AIM: Repeat exactly each line of the data provided below.

TASK INPUTS:
>> begin

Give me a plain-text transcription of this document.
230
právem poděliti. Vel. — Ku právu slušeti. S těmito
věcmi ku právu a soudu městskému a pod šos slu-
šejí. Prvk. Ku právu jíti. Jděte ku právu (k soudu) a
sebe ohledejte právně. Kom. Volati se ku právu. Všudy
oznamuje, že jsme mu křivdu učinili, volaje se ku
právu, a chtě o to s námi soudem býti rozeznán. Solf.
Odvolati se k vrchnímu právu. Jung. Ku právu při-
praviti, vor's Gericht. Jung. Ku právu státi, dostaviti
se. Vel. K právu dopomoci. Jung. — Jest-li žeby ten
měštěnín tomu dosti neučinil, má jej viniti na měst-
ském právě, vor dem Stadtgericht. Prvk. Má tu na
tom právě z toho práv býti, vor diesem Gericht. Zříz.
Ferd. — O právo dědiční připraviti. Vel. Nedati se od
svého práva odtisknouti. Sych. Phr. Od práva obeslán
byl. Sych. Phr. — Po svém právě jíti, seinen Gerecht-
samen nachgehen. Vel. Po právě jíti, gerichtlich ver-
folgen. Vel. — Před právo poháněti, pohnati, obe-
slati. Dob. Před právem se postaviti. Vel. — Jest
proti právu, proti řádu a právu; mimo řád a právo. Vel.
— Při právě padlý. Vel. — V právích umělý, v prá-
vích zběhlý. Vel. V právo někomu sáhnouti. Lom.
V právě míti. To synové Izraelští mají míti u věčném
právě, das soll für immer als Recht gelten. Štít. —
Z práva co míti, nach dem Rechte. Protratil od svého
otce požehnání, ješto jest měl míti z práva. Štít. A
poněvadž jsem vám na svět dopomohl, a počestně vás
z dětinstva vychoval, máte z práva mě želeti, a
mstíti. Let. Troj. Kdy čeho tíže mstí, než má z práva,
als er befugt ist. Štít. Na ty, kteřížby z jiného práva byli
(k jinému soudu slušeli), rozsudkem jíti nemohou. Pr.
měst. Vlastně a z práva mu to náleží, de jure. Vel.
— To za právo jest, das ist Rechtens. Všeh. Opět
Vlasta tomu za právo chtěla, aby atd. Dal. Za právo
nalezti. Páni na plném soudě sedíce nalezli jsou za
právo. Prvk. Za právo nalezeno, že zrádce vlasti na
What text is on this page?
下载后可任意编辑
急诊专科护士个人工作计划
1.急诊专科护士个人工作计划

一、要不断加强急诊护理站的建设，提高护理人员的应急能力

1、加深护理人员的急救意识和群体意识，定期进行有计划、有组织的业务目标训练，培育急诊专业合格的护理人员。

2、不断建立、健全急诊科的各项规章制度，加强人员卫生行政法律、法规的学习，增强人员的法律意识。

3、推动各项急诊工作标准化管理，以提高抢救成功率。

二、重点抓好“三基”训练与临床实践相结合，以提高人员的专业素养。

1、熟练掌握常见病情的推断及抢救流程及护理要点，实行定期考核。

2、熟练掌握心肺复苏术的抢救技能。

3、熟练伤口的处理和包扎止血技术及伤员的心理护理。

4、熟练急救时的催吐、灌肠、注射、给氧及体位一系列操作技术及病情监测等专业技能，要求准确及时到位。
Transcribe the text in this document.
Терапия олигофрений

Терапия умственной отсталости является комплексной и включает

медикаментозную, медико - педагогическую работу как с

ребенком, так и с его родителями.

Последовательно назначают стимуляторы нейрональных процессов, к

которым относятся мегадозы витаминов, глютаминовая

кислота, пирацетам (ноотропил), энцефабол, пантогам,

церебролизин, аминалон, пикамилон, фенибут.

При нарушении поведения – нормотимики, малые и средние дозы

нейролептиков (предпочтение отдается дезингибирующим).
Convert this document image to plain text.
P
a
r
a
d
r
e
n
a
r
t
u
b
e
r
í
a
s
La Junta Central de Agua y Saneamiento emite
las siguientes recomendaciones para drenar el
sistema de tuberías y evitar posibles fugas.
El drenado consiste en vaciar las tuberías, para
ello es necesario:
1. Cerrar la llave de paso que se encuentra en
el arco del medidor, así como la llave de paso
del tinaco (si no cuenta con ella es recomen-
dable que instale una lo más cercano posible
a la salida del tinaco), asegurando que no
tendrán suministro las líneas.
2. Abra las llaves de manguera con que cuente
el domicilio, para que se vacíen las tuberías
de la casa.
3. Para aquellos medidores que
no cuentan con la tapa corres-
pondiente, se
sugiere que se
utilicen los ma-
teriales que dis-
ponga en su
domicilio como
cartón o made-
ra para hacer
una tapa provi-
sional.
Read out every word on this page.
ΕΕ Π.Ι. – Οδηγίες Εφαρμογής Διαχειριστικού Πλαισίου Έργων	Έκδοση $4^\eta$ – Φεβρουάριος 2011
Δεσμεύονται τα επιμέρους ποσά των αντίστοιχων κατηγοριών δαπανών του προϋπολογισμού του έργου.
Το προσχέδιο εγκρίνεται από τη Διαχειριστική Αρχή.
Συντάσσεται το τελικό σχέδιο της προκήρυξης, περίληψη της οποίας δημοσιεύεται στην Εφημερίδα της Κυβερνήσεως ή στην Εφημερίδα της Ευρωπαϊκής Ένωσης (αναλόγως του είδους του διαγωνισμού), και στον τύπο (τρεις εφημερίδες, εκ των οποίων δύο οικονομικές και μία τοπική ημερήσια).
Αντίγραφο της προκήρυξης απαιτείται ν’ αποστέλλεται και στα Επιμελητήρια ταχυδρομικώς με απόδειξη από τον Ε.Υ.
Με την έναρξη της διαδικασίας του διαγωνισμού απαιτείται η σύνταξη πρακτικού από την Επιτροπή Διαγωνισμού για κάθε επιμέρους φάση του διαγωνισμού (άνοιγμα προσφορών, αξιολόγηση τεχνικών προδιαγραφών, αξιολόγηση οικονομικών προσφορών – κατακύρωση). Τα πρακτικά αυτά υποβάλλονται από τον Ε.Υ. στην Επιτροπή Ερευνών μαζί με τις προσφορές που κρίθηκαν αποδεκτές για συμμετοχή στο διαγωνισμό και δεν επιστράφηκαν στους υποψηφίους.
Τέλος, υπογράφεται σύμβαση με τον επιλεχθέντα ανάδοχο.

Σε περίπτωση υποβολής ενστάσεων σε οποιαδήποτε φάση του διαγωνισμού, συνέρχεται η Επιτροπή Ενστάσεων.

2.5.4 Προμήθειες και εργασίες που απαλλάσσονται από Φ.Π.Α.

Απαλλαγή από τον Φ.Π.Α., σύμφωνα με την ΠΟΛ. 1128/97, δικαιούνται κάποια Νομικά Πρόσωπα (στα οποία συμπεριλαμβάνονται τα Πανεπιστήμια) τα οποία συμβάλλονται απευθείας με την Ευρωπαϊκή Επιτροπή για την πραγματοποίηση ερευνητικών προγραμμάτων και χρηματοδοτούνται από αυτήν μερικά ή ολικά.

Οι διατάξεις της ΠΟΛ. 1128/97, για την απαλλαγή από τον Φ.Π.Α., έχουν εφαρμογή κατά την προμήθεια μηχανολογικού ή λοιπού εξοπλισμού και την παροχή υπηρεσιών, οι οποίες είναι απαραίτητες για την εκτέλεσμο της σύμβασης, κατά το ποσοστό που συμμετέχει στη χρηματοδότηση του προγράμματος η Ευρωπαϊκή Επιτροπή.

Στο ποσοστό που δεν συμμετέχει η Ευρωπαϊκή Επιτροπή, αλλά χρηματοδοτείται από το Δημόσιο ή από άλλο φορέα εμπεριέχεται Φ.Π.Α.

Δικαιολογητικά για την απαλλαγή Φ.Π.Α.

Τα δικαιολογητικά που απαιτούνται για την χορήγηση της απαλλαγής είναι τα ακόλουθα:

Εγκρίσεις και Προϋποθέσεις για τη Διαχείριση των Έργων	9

>> end

ANSWER:
Give me a plain-text transcription of this document.
230
právem poděliti. Vel. — Ku právu slušeti. S těmito
věcmi ku právu a soudu městskému a pod šos slu-
šejí. Prvk. Ku právu jíti. Jděte ku právu (k soudu) a
sebe ohledejte právně. Kom. Volati se ku právu. Všudy
oznamuje, že jsme mu křivdu učinili, volaje se ku
právu, a chtě o to s námi soudem býti rozeznán. Solf.
Odvolati se k vrchnímu právu. Jung. Ku právu při-
praviti, vor's Gericht. Jung. Ku právu státi, dostaviti
se. Vel. K právu dopomoci. Jung. — Jest-li žeby ten
měštěnín tomu dosti neučinil, má jej viniti na měst-
ském právě, vor dem Stadtgericht. Prvk. Má tu na
tom právě z toho práv býti, vor diesem Gericht. Zříz.
Ferd. — O právo dědiční připraviti. Vel. Nedati se od
svého práva odtisknouti. Sych. Phr. Od práva obeslán
byl. Sych. Phr. — Po svém právě jíti, seinen Gerecht-
samen nachgehen. Vel. Po právě jíti, gerichtlich ver-
folgen. Vel. — Před právo poháněti, pohnati, obe-
slati. Dob. Před právem se postaviti. Vel. — Jest
proti právu, proti řádu a právu; mimo řád a právo. Vel.
— Při právě padlý. Vel. — V právích umělý, v prá-
vích zběhlý. Vel. V právo někomu sáhnouti. Lom.
V právě míti. To synové Izraelští mají míti u věčném
právě, das soll für immer als Recht gelten. Štít. —
Z práva co míti, nach dem Rechte. Protratil od svého
otce požehnání, ješto jest měl míti z práva. Štít. A
poněvadž jsem vám na svět dopomohl, a počestně vás
z dětinstva vychoval, máte z práva mě želeti, a
mstíti. Let. Troj. Kdy čeho tíže mstí, než má z práva,
als er befugt ist. Štít. Na ty, kteřížby z jiného práva byli
(k jinému soudu slušeli), rozsudkem jíti nemohou. Pr.
měst. Vlastně a z práva mu to náleží, de jure. Vel.
— To za právo jest, das ist Rechtens. Všeh. Opět
Vlasta tomu za právo chtěla, aby atd. Dal. Za právo
nalezti. Páni na plném soudě sedíce nalezli jsou za
právo. Prvk. Za právo nalezeno, že zrádce vlasti na
What text is on this page?
下载后可任意编辑
急诊专科护士个人工作计划
1.急诊专科护士个人工作计划

一、要不断加强急诊护理站的建设，提高护理人员的应急能力

1、加深护理人员的急救意识和群体意识，定期进行有计划、有组织的业务目标训练，培育急诊专业合格的护理人员。

2、不断建立、健全急诊科的各项规章制度，加强人员卫生行政法律、法规的学习，增强人员的法律意识。

3、推动各项急诊工作标准化管理，以提高抢救成功率。

二、重点抓好“三基”训练与临床实践相结合，以提高人员的专业素养。

1、熟练掌握常见病情的推断及抢救流程及护理要点，实行定期考核。

2、熟练掌握心肺复苏术的抢救技能。

3、熟练伤口的处理和包扎止血技术及伤员的心理护理。

4、熟练急救时的催吐、灌肠、注射、给氧及体位一系列操作技术及病情监测等专业技能，要求准确及时到位。
Transcribe the text in this document.
Терапия олигофрений

Терапия умственной отсталости является комплексной и включает

медикаментозную, медико - педагогическую работу как с

ребенком, так и с его родителями.

Последовательно назначают стимуляторы нейрональных процессов, к

которым относятся мегадозы витаминов, глютаминовая

кислота, пирацетам (ноотропил), энцефабол, пантогам,

церебролизин, аминалон, пикамилон, фенибут.

При нарушении поведения – нормотимики, малые и средние дозы

нейролептиков (предпочтение отдается дезингибирующим).
Convert this document image to plain text.
P
a
r
a
d
r
e
n
a
r
t
u
b
e
r
í
a
s
La Junta Central de Agua y Saneamiento emite
las siguientes recomendaciones para drenar el
sistema de tuberías y evitar posibles fugas.
El drenado consiste en vaciar las tuberías, para
ello es necesario:
1. Cerrar la llave de paso que se encuentra en
el arco del medidor, así como la llave de paso
del tinaco (si no cuenta con ella es recomen-
dable que instale una lo más cercano posible
a la salida del tinaco), asegurando que no
tendrán suministro las líneas.
2. Abra las llaves de manguera con que cuente
el domicilio, para que se vacíen las tuberías
de la casa.
3. Para aquellos medidores que
no cuentan con la tapa corres-
pondiente, se
sugiere que se
utilicen los ma-
teriales que dis-
ponga en su
domicilio como
cartón o made-
ra para hacer
una tapa provi-
sional.
Read out every word on this page.
ΕΕ Π.Ι. – Οδηγίες Εφαρμογής Διαχειριστικού Πλαισίου Έργων	Έκδοση $4^\eta$ – Φεβρουάριος 2011
Δεσμεύονται τα επιμέρους ποσά των αντίστοιχων κατηγοριών δαπανών του προϋπολογισμού του έργου.
Το προσχέδιο εγκρίνεται από τη Διαχειριστική Αρχή.
Συντάσσεται το τελικό σχέδιο της προκήρυξης, περίληψη της οποίας δημοσιεύεται στην Εφημερίδα της Κυβερνήσεως ή στην Εφημερίδα της Ευρωπαϊκής Ένωσης (αναλόγως του είδους του διαγωνισμού), και στον τύπο (τρεις εφημερίδες, εκ των οποίων δύο οικονομικές και μία τοπική ημερήσια).
Αντίγραφο της προκήρυξης απαιτείται ν’ αποστέλλεται και στα Επιμελητήρια ταχυδρομικώς με απόδειξη από τον Ε.Υ.
Με την έναρξη της διαδικασίας του διαγωνισμού απαιτείται η σύνταξη πρακτικού από την Επιτροπή Διαγωνισμού για κάθε επιμέρους φάση του διαγωνισμού (άνοιγμα προσφορών, αξιολόγηση τεχνικών προδιαγραφών, αξιολόγηση οικονομικών προσφορών – κατακύρωση). Τα πρακτικά αυτά υποβάλλονται από τον Ε.Υ. στην Επιτροπή Ερευνών μαζί με τις προσφορές που κρίθηκαν αποδεκτές για συμμετοχή στο διαγωνισμό και δεν επιστράφηκαν στους υποψηφίους.
Τέλος, υπογράφεται σύμβαση με τον επιλεχθέντα ανάδοχο.

Σε περίπτωση υποβολής ενστάσεων σε οποιαδήποτε φάση του διαγωνισμού, συνέρχεται η Επιτροπή Ενστάσεων.

2.5.4 Προμήθειες και εργασίες που απαλλάσσονται από Φ.Π.Α.

Απαλλαγή από τον Φ.Π.Α., σύμφωνα με την ΠΟΛ. 1128/97, δικαιούνται κάποια Νομικά Πρόσωπα (στα οποία συμπεριλαμβάνονται τα Πανεπιστήμια) τα οποία συμβάλλονται απευθείας με την Ευρωπαϊκή Επιτροπή για την πραγματοποίηση ερευνητικών προγραμμάτων και χρηματοδοτούνται από αυτήν μερικά ή ολικά.

Οι διατάξεις της ΠΟΛ. 1128/97, για την απαλλαγή από τον Φ.Π.Α., έχουν εφαρμογή κατά την προμήθεια μηχανολογικού ή λοιπού εξοπλισμού και την παροχή υπηρεσιών, οι οποίες είναι απαραίτητες για την εκτέλεσμο της σύμβασης, κατά το ποσοστό που συμμετέχει στη χρηματοδότηση του προγράμματος η Ευρωπαϊκή Επιτροπή.

Στο ποσοστό που δεν συμμετέχει η Ευρωπαϊκή Επιτροπή, αλλά χρηματοδοτείται από το Δημόσιο ή από άλλο φορέα εμπεριέχεται Φ.Π.Α.

Δικαιολογητικά για την απαλλαγή Φ.Π.Α.

Τα δικαιολογητικά που απαιτούνται για την χορήγηση της απαλλαγής είναι τα ακόλουθα:

Εγκρίσεις και Προϋποθέσεις για τη Διαχείριση των Έργων	9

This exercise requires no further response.